* _SHORT EXERCISE_: Find the string "Init" in the listing and report every line that has it.

* _MATERIAL_:
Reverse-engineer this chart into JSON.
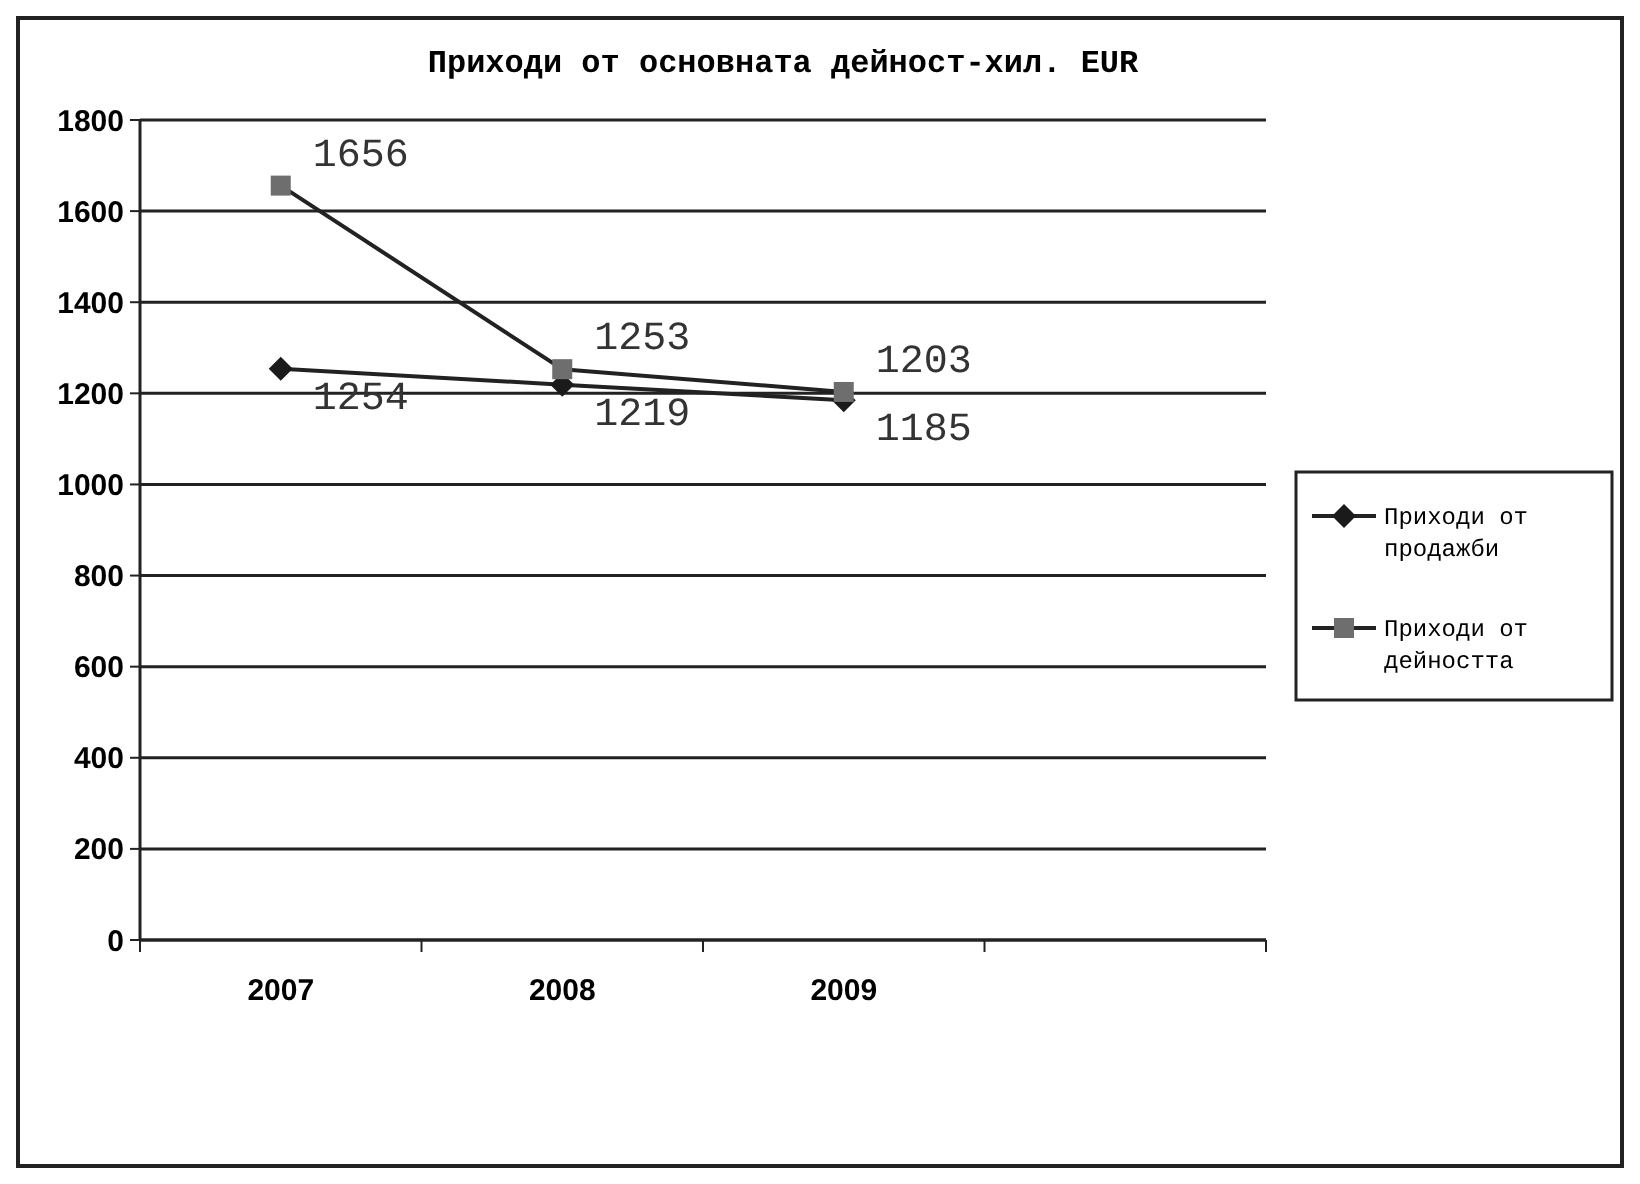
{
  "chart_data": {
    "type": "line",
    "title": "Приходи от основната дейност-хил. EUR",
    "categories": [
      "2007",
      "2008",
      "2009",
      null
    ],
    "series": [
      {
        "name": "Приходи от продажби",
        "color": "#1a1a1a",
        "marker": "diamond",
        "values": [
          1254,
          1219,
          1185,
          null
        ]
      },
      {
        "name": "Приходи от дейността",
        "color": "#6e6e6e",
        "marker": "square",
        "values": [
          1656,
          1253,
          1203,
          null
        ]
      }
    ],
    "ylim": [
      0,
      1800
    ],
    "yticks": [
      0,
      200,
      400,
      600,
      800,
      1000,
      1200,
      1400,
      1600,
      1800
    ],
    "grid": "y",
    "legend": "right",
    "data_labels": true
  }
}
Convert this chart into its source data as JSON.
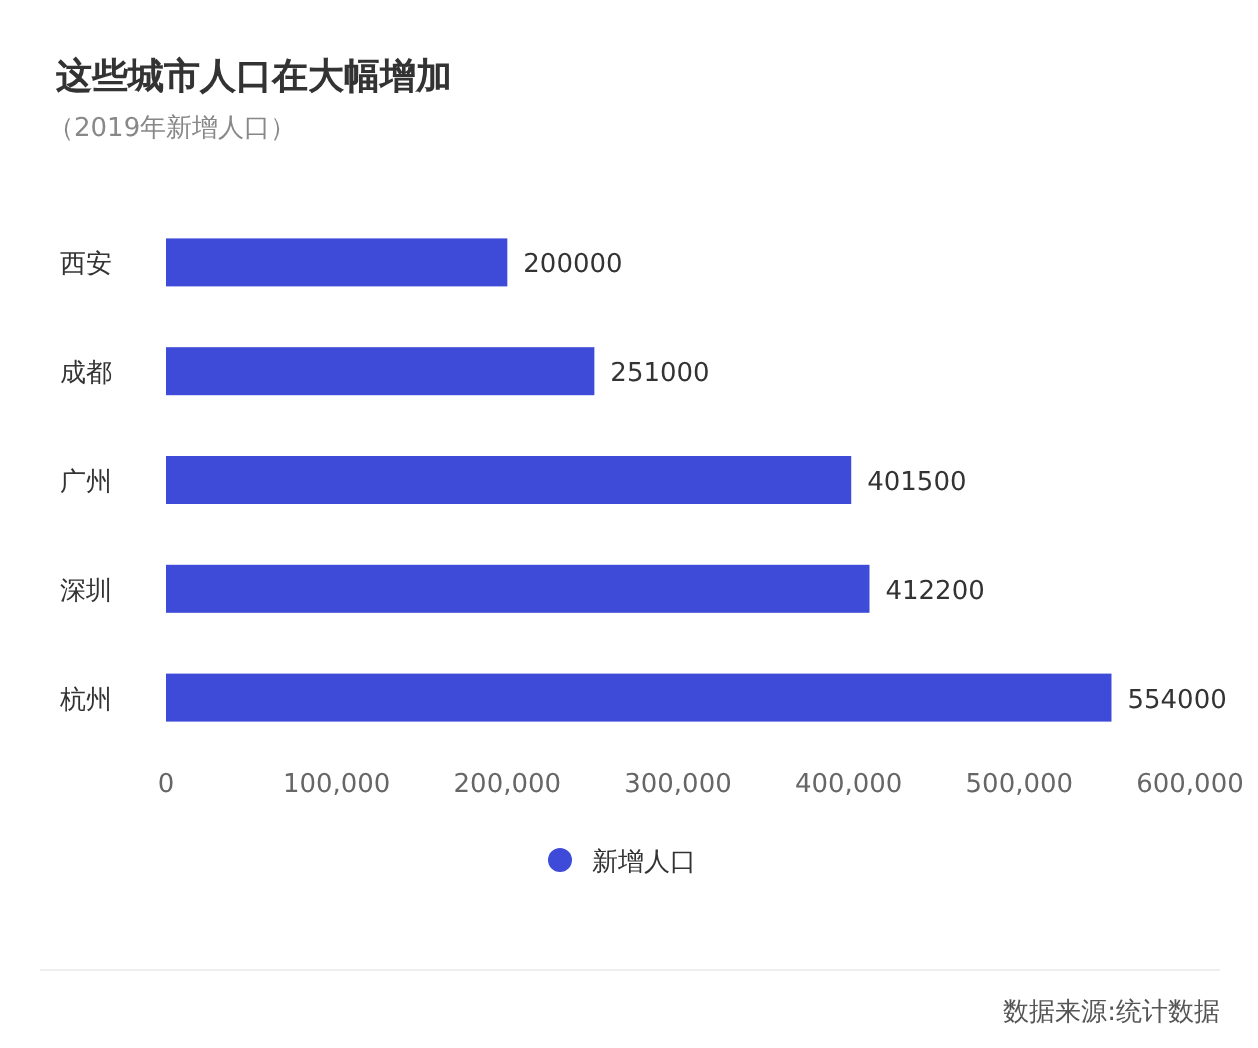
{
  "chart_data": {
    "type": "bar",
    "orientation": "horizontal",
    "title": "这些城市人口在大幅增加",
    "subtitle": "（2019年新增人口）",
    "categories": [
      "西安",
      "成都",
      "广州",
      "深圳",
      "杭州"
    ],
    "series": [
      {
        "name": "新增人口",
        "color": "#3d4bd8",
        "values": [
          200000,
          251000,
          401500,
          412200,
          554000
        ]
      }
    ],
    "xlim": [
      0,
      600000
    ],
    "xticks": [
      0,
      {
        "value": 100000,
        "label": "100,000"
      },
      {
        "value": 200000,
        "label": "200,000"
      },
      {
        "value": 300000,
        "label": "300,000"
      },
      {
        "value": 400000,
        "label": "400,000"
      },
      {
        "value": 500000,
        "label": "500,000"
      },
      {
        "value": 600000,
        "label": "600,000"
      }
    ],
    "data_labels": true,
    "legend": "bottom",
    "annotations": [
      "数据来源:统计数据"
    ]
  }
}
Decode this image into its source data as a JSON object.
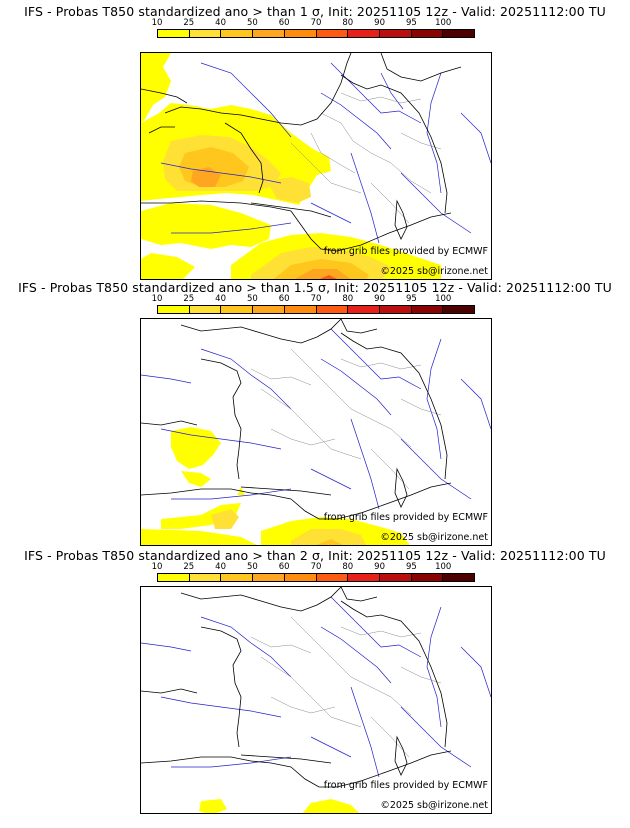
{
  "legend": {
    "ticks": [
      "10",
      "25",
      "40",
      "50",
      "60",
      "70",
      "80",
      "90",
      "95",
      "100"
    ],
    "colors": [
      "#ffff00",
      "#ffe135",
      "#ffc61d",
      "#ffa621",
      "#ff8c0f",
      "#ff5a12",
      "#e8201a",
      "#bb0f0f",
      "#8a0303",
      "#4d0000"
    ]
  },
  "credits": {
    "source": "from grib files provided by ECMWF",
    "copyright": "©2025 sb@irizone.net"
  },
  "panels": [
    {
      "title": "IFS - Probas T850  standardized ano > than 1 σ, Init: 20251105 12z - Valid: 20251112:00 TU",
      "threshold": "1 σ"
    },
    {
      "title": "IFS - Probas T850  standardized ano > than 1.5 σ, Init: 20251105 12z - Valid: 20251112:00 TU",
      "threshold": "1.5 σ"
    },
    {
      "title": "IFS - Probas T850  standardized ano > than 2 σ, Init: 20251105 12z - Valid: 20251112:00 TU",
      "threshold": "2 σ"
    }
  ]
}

* _COMPLETE RESPONSE_:
      "title": "IFS - Probas T850  standardized ano > than 1 σ, Init: 20251105 12z - Valid: 20251112:00 TU",
      "title": "IFS - Probas T850  standardized ano > than 1.5 σ, Init: 20251105 12z - Valid: 20251112:00 TU",
      "title": "IFS - Probas T850  standardized ano > than 2 σ, Init: 20251105 12z - Valid: 20251112:00 TU",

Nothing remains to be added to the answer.